_RECORDS FOR PROCESSING:_
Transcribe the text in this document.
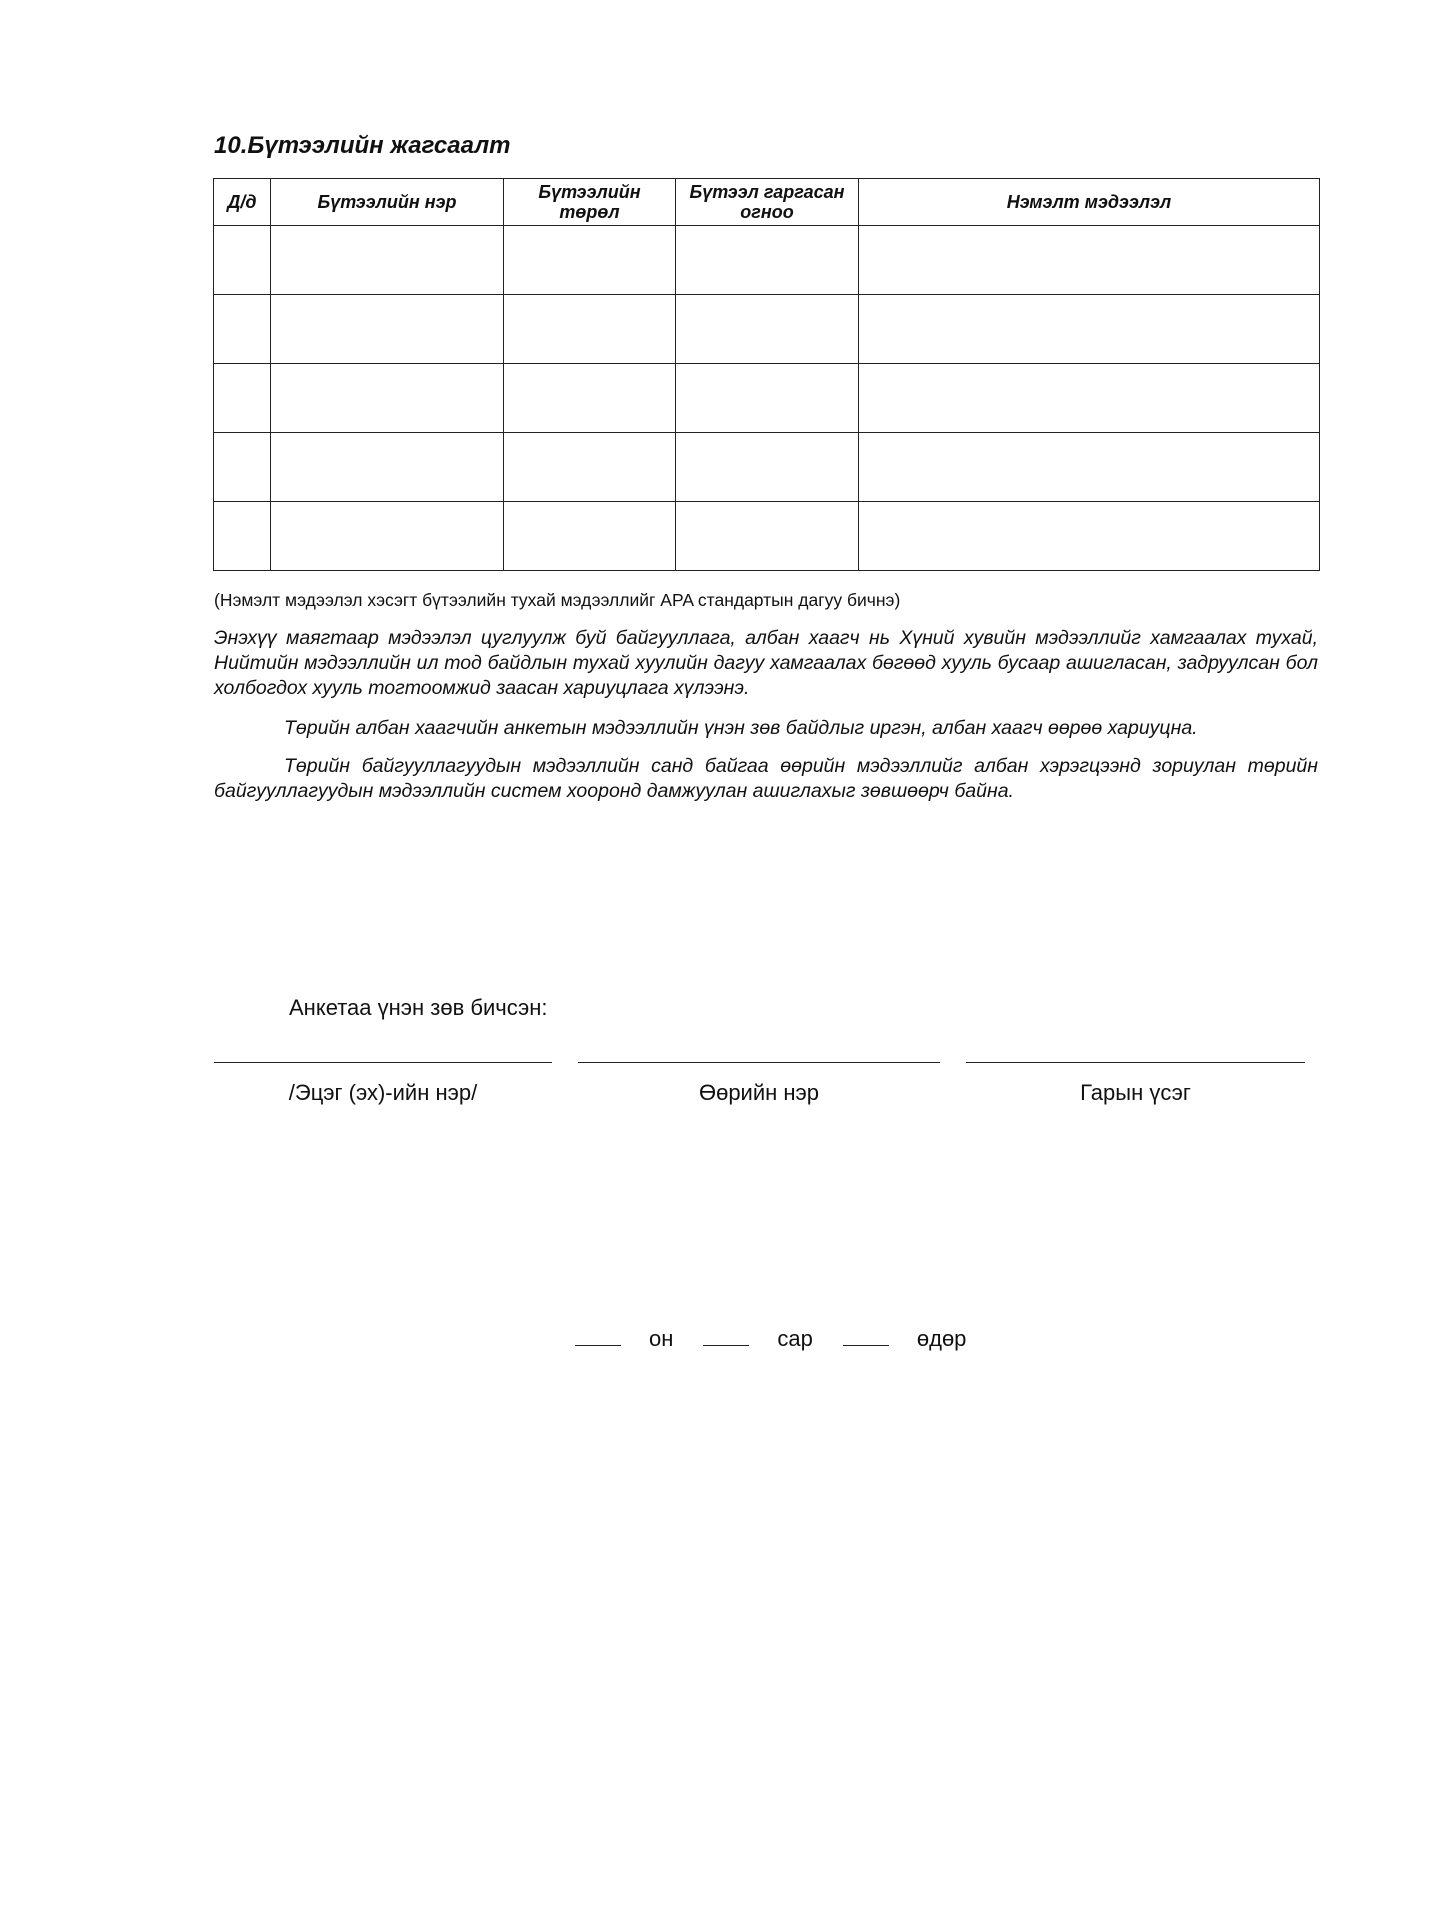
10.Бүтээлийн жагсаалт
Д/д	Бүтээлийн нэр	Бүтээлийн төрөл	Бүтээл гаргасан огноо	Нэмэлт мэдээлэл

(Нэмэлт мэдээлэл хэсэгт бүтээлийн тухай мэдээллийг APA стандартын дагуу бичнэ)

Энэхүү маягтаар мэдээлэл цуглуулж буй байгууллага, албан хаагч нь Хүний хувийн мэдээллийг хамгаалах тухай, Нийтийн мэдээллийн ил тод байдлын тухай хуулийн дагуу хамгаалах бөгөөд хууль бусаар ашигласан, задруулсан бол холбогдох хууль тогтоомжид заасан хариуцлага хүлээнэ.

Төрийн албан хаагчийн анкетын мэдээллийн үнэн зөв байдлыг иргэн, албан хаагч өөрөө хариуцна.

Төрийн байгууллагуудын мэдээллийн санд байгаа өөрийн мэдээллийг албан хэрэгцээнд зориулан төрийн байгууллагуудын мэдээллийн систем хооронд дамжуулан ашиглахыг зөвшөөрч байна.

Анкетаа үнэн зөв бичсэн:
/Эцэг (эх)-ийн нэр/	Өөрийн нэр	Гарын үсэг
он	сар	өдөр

_TASK REQUIREMENTS:_
Copy the records above exactly, leaving out every picture.

_THE RESULT:_
Transcribe the text in this document.
10.Бүтээлийн жагсаалт
Д/д	Бүтээлийн нэр	Бүтээлийн төрөл	Бүтээл гаргасан огноо	Нэмэлт мэдээлэл

(Нэмэлт мэдээлэл хэсэгт бүтээлийн тухай мэдээллийг APA стандартын дагуу бичнэ)

Энэхүү маягтаар мэдээлэл цуглуулж буй байгууллага, албан хаагч нь Хүний хувийн мэдээллийг хамгаалах тухай, Нийтийн мэдээллийн ил тод байдлын тухай хуулийн дагуу хамгаалах бөгөөд хууль бусаар ашигласан, задруулсан бол холбогдох хууль тогтоомжид заасан хариуцлага хүлээнэ.

Төрийн албан хаагчийн анкетын мэдээллийн үнэн зөв байдлыг иргэн, албан хаагч өөрөө хариуцна.

Төрийн байгууллагуудын мэдээллийн санд байгаа өөрийн мэдээллийг албан хэрэгцээнд зориулан төрийн байгууллагуудын мэдээллийн систем хооронд дамжуулан ашиглахыг зөвшөөрч байна.

Анкетаа үнэн зөв бичсэн:
/Эцэг (эх)-ийн нэр/	Өөрийн нэр	Гарын үсэг
он	сар	өдөр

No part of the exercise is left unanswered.